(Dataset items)
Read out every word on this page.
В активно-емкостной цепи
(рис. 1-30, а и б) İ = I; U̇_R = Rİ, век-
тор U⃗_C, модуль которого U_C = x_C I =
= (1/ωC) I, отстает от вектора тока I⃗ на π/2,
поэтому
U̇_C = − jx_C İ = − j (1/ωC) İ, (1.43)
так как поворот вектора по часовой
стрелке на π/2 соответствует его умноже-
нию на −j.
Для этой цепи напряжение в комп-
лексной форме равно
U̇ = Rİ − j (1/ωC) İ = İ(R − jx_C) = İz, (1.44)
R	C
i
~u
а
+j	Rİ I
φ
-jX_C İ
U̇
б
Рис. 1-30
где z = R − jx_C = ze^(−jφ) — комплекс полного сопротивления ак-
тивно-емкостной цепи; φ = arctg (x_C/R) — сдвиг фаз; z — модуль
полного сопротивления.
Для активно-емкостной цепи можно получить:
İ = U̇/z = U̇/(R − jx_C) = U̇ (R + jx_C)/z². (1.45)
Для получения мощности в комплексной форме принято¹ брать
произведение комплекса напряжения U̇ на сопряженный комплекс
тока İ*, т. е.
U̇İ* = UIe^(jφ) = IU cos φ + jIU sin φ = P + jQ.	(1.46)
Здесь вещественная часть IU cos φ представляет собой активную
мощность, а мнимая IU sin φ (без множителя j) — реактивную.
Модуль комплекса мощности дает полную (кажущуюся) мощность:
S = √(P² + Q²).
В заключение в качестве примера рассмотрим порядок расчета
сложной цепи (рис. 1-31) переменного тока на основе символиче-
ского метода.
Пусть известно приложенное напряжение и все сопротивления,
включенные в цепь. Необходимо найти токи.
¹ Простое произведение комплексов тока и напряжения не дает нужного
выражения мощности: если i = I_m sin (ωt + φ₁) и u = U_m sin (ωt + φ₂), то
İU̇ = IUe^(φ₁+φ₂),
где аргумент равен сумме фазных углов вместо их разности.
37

WORK TO DO →
Return each line of the data exactly as written above.

ANSWER IN FULL →
Read out every word on this page.
В активно-емкостной цепи
(рис. 1-30, а и б) İ = I; U̇_R = Rİ, век-
тор U⃗_C, модуль которого U_C = x_C I =
= (1/ωC) I, отстает от вектора тока I⃗ на π/2,
поэтому
U̇_C = − jx_C İ = − j (1/ωC) İ, (1.43)
так как поворот вектора по часовой
стрелке на π/2 соответствует его умноже-
нию на −j.
Для этой цепи напряжение в комп-
лексной форме равно
U̇ = Rİ − j (1/ωC) İ = İ(R − jx_C) = İz, (1.44)
R	C
i
~u
а
+j	Rİ I
φ
-jX_C İ
U̇
б
Рис. 1-30
где z = R − jx_C = ze^(−jφ) — комплекс полного сопротивления ак-
тивно-емкостной цепи; φ = arctg (x_C/R) — сдвиг фаз; z — модуль
полного сопротивления.
Для активно-емкостной цепи можно получить:
İ = U̇/z = U̇/(R − jx_C) = U̇ (R + jx_C)/z². (1.45)
Для получения мощности в комплексной форме принято¹ брать
произведение комплекса напряжения U̇ на сопряженный комплекс
тока İ*, т. е.
U̇İ* = UIe^(jφ) = IU cos φ + jIU sin φ = P + jQ.	(1.46)
Здесь вещественная часть IU cos φ представляет собой активную
мощность, а мнимая IU sin φ (без множителя j) — реактивную.
Модуль комплекса мощности дает полную (кажущуюся) мощность:
S = √(P² + Q²).
В заключение в качестве примера рассмотрим порядок расчета
сложной цепи (рис. 1-31) переменного тока на основе символиче-
ского метода.
Пусть известно приложенное напряжение и все сопротивления,
включенные в цепь. Необходимо найти токи.
¹ Простое произведение комплексов тока и напряжения не дает нужного
выражения мощности: если i = I_m sin (ωt + φ₁) и u = U_m sin (ωt + φ₂), то
İU̇ = IUe^(φ₁+φ₂),
где аргумент равен сумме фазных углов вместо их разности.
37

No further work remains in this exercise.